--- Task brief ---
Your task is to write out the complete listing exactly as it is shown.

━━━ Exercise inputs

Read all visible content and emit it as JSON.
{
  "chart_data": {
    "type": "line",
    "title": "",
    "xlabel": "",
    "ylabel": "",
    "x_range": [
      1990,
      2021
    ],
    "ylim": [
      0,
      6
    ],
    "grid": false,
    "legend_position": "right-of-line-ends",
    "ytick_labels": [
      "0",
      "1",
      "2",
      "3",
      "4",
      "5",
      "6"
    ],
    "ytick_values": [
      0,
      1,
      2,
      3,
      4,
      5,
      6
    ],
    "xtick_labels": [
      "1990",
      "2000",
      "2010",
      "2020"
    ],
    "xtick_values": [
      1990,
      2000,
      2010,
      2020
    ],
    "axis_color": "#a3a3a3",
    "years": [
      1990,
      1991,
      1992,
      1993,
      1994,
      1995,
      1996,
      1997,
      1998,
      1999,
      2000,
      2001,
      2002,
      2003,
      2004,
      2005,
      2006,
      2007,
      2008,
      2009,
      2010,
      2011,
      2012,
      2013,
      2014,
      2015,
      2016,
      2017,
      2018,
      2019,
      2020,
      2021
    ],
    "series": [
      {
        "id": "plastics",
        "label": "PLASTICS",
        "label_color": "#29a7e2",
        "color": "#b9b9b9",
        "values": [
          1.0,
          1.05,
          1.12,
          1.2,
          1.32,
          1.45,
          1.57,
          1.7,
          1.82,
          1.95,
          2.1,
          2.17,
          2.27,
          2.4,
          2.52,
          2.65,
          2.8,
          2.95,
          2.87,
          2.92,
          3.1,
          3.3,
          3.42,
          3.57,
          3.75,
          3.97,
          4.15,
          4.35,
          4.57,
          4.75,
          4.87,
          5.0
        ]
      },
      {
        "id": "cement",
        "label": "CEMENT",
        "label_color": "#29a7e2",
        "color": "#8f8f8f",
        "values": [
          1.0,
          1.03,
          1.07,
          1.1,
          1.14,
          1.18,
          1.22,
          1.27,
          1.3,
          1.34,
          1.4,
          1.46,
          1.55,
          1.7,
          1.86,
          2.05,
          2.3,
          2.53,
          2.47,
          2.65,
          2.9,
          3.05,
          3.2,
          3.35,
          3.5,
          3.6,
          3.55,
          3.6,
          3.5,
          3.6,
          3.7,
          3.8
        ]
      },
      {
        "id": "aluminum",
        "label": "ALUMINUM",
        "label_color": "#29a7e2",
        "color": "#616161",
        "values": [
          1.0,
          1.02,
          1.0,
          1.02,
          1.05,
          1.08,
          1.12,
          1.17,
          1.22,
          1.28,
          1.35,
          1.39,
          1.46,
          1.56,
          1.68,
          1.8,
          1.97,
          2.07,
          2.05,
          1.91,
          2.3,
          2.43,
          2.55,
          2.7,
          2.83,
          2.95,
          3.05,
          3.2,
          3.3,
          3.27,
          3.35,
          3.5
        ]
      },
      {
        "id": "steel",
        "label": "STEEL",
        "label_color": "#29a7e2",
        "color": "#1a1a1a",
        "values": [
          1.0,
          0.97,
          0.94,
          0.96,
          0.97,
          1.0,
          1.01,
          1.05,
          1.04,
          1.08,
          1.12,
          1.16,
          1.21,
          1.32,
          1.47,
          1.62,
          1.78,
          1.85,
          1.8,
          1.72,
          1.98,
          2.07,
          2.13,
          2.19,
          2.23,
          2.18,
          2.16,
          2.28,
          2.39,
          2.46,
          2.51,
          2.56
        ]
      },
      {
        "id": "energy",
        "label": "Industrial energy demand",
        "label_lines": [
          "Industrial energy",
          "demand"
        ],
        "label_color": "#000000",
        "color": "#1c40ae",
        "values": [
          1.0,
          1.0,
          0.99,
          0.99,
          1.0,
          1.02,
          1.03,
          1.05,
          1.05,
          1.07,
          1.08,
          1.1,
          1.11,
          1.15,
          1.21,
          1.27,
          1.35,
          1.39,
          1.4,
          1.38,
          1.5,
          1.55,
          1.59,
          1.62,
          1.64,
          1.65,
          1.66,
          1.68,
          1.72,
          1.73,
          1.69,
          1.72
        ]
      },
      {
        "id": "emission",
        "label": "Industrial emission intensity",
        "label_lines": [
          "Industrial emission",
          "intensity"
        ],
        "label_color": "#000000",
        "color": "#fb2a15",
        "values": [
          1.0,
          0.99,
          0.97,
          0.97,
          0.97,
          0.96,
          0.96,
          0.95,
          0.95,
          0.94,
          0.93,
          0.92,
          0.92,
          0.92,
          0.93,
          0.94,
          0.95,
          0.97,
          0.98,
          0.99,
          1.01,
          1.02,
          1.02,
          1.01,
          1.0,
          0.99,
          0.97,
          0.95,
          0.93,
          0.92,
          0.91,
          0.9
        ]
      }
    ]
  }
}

━━━━━━

--- Written answer ---
Read all visible content and emit it as JSON.
{
  "chart_data": {
    "type": "line",
    "title": "",
    "xlabel": "",
    "ylabel": "",
    "x_range": [
      1990,
      2021
    ],
    "ylim": [
      0,
      6
    ],
    "grid": false,
    "legend_position": "right-of-line-ends",
    "ytick_labels": [
      "0",
      "1",
      "2",
      "3",
      "4",
      "5",
      "6"
    ],
    "ytick_values": [
      0,
      1,
      2,
      3,
      4,
      5,
      6
    ],
    "xtick_labels": [
      "1990",
      "2000",
      "2010",
      "2020"
    ],
    "xtick_values": [
      1990,
      2000,
      2010,
      2020
    ],
    "axis_color": "#a3a3a3",
    "years": [
      1990,
      1991,
      1992,
      1993,
      1994,
      1995,
      1996,
      1997,
      1998,
      1999,
      2000,
      2001,
      2002,
      2003,
      2004,
      2005,
      2006,
      2007,
      2008,
      2009,
      2010,
      2011,
      2012,
      2013,
      2014,
      2015,
      2016,
      2017,
      2018,
      2019,
      2020,
      2021
    ],
    "series": [
      {
        "id": "plastics",
        "label": "PLASTICS",
        "label_color": "#29a7e2",
        "color": "#b9b9b9",
        "values": [
          1.0,
          1.05,
          1.12,
          1.2,
          1.32,
          1.45,
          1.57,
          1.7,
          1.82,
          1.95,
          2.1,
          2.17,
          2.27,
          2.4,
          2.52,
          2.65,
          2.8,
          2.95,
          2.87,
          2.92,
          3.1,
          3.3,
          3.42,
          3.57,
          3.75,
          3.97,
          4.15,
          4.35,
          4.57,
          4.75,
          4.87,
          5.0
        ]
      },
      {
        "id": "cement",
        "label": "CEMENT",
        "label_color": "#29a7e2",
        "color": "#8f8f8f",
        "values": [
          1.0,
          1.03,
          1.07,
          1.1,
          1.14,
          1.18,
          1.22,
          1.27,
          1.3,
          1.34,
          1.4,
          1.46,
          1.55,
          1.7,
          1.86,
          2.05,
          2.3,
          2.53,
          2.47,
          2.65,
          2.9,
          3.05,
          3.2,
          3.35,
          3.5,
          3.6,
          3.55,
          3.6,
          3.5,
          3.6,
          3.7,
          3.8
        ]
      },
      {
        "id": "aluminum",
        "label": "ALUMINUM",
        "label_color": "#29a7e2",
        "color": "#616161",
        "values": [
          1.0,
          1.02,
          1.0,
          1.02,
          1.05,
          1.08,
          1.12,
          1.17,
          1.22,
          1.28,
          1.35,
          1.39,
          1.46,
          1.56,
          1.68,
          1.8,
          1.97,
          2.07,
          2.05,
          1.91,
          2.3,
          2.43,
          2.55,
          2.7,
          2.83,
          2.95,
          3.05,
          3.2,
          3.3,
          3.27,
          3.35,
          3.5
        ]
      },
      {
        "id": "steel",
        "label": "STEEL",
        "label_color": "#29a7e2",
        "color": "#1a1a1a",
        "values": [
          1.0,
          0.97,
          0.94,
          0.96,
          0.97,
          1.0,
          1.01,
          1.05,
          1.04,
          1.08,
          1.12,
          1.16,
          1.21,
          1.32,
          1.47,
          1.62,
          1.78,
          1.85,
          1.8,
          1.72,
          1.98,
          2.07,
          2.13,
          2.19,
          2.23,
          2.18,
          2.16,
          2.28,
          2.39,
          2.46,
          2.51,
          2.56
        ]
      },
      {
        "id": "energy",
        "label": "Industrial energy demand",
        "label_lines": [
          "Industrial energy",
          "demand"
        ],
        "label_color": "#000000",
        "color": "#1c40ae",
        "values": [
          1.0,
          1.0,
          0.99,
          0.99,
          1.0,
          1.02,
          1.03,
          1.05,
          1.05,
          1.07,
          1.08,
          1.1,
          1.11,
          1.15,
          1.21,
          1.27,
          1.35,
          1.39,
          1.4,
          1.38,
          1.5,
          1.55,
          1.59,
          1.62,
          1.64,
          1.65,
          1.66,
          1.68,
          1.72,
          1.73,
          1.69,
          1.72
        ]
      },
      {
        "id": "emission",
        "label": "Industrial emission intensity",
        "label_lines": [
          "Industrial emission",
          "intensity"
        ],
        "label_color": "#000000",
        "color": "#fb2a15",
        "values": [
          1.0,
          0.99,
          0.97,
          0.97,
          0.97,
          0.96,
          0.96,
          0.95,
          0.95,
          0.94,
          0.93,
          0.92,
          0.92,
          0.92,
          0.93,
          0.94,
          0.95,
          0.97,
          0.98,
          0.99,
          1.01,
          1.02,
          1.02,
          1.01,
          1.0,
          0.99,
          0.97,
          0.95,
          0.93,
          0.92,
          0.91,
          0.9
        ]
      }
    ]
  }
}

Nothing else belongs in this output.